= Task description =
Single out each line with the word "在作者眼里" and copy it.

=-=-=

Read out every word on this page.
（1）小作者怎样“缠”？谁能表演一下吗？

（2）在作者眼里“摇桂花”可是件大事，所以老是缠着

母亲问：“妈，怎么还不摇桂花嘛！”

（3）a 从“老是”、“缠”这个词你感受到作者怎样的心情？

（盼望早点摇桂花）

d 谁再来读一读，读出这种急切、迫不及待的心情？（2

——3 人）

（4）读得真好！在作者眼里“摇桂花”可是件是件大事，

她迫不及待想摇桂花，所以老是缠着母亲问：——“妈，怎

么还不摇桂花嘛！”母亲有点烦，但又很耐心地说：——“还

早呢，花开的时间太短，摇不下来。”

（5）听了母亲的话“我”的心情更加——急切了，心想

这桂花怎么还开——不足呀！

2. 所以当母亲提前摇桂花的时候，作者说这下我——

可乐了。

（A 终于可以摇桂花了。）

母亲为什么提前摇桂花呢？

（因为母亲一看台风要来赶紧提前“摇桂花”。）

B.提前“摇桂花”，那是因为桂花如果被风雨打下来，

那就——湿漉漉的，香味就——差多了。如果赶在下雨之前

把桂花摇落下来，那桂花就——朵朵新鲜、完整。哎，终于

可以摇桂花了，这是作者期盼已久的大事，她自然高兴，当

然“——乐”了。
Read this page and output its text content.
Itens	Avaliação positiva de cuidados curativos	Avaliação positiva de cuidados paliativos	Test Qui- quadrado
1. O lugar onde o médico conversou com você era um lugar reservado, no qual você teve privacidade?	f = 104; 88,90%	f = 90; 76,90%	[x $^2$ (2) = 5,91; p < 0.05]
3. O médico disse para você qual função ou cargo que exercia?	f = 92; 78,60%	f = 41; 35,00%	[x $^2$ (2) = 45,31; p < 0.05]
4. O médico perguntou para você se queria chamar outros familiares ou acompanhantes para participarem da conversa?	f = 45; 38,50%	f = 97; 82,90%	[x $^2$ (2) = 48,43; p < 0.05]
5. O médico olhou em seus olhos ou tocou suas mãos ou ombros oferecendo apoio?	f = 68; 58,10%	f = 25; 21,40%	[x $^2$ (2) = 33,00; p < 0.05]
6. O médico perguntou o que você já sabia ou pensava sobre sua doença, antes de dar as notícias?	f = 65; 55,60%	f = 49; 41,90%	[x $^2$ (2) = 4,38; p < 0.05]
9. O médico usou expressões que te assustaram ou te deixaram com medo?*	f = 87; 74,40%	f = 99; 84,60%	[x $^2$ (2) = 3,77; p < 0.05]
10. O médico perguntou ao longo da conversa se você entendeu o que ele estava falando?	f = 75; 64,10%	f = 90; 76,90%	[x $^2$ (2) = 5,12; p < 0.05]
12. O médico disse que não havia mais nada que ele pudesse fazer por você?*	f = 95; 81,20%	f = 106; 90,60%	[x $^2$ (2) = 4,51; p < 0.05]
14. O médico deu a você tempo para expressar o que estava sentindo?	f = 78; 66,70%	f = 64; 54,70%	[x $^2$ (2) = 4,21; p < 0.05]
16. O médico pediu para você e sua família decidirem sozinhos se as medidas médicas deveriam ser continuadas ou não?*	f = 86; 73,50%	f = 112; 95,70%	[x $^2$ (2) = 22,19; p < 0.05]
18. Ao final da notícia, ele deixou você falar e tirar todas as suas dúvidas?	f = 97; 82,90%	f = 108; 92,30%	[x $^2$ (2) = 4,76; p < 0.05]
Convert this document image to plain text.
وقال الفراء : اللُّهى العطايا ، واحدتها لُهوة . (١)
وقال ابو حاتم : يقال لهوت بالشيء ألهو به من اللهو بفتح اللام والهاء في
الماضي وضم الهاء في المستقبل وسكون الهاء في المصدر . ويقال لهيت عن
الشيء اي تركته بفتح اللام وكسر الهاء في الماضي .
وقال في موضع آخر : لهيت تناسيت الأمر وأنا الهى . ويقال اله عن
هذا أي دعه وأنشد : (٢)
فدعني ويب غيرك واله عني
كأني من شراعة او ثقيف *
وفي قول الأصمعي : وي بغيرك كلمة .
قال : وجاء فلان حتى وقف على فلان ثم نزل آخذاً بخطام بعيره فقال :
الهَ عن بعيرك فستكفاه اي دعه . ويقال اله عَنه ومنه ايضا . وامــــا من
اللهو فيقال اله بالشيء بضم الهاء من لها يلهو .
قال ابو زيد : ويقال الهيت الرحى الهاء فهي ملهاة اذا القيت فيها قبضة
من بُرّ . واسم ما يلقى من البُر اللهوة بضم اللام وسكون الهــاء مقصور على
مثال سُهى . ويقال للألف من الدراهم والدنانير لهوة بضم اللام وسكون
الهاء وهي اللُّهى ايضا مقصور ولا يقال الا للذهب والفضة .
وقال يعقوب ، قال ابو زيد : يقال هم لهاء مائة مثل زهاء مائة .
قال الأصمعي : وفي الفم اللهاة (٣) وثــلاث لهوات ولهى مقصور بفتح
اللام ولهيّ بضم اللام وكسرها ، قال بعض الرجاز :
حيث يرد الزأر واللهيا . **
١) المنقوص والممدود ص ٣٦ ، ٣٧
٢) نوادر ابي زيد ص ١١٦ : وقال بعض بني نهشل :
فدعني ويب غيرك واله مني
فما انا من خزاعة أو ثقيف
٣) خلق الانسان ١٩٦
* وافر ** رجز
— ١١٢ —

=-=-=

= Written response =
（2）在作者眼里“摇桂花”可是件大事，所以老是缠着
（4）读得真好！在作者眼里“摇桂花”可是件是件大事，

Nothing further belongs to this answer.